**YOUR TASK**
Write out all of the lines below, exactly and completely.

**SOURCE DATA**
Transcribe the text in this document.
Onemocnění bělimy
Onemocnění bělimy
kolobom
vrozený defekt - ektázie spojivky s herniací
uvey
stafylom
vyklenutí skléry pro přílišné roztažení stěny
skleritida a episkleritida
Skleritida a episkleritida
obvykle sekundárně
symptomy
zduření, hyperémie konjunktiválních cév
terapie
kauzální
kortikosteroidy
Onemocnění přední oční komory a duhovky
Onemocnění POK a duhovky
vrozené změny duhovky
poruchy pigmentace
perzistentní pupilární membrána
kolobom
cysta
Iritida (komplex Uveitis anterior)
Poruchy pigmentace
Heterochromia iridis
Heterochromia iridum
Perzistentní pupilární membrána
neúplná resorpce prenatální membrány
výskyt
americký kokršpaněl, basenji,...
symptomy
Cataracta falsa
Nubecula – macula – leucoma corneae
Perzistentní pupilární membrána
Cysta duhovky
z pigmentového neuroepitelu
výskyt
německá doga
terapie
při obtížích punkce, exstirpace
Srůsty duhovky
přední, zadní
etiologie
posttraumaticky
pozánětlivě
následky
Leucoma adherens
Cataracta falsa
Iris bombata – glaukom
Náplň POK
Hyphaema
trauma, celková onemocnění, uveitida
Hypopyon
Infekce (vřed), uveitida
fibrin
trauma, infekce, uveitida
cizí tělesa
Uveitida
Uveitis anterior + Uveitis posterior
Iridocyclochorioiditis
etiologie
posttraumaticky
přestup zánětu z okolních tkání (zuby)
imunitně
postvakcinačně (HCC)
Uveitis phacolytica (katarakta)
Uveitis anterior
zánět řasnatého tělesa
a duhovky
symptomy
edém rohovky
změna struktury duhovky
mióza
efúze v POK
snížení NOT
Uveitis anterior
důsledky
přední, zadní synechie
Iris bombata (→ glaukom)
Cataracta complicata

**SOLUTION FOR THIS TASK**
Transcribe the text in this document.
Onemocnění bělimy
Onemocnění bělimy
kolobom
vrozený defekt - ektázie spojivky s herniací
uvey
stafylom
vyklenutí skléry pro přílišné roztažení stěny
skleritida a episkleritida
Skleritida a episkleritida
obvykle sekundárně
symptomy
zduření, hyperémie konjunktiválních cév
terapie
kauzální
kortikosteroidy
Onemocnění přední oční komory a duhovky
Onemocnění POK a duhovky
vrozené změny duhovky
poruchy pigmentace
perzistentní pupilární membrána
kolobom
cysta
Iritida (komplex Uveitis anterior)
Poruchy pigmentace
Heterochromia iridis
Heterochromia iridum
Perzistentní pupilární membrána
neúplná resorpce prenatální membrány
výskyt
americký kokršpaněl, basenji,...
symptomy
Cataracta falsa
Nubecula – macula – leucoma corneae
Perzistentní pupilární membrána
Cysta duhovky
z pigmentového neuroepitelu
výskyt
německá doga
terapie
při obtížích punkce, exstirpace
Srůsty duhovky
přední, zadní
etiologie
posttraumaticky
pozánětlivě
následky
Leucoma adherens
Cataracta falsa
Iris bombata – glaukom
Náplň POK
Hyphaema
trauma, celková onemocnění, uveitida
Hypopyon
Infekce (vřed), uveitida
fibrin
trauma, infekce, uveitida
cizí tělesa
Uveitida
Uveitis anterior + Uveitis posterior
Iridocyclochorioiditis
etiologie
posttraumaticky
přestup zánětu z okolních tkání (zuby)
imunitně
postvakcinačně (HCC)
Uveitis phacolytica (katarakta)
Uveitis anterior
zánět řasnatého tělesa
a duhovky
symptomy
edém rohovky
změna struktury duhovky
mióza
efúze v POK
snížení NOT
Uveitis anterior
důsledky
přední, zadní synechie
Iris bombata (→ glaukom)
Cataracta complicata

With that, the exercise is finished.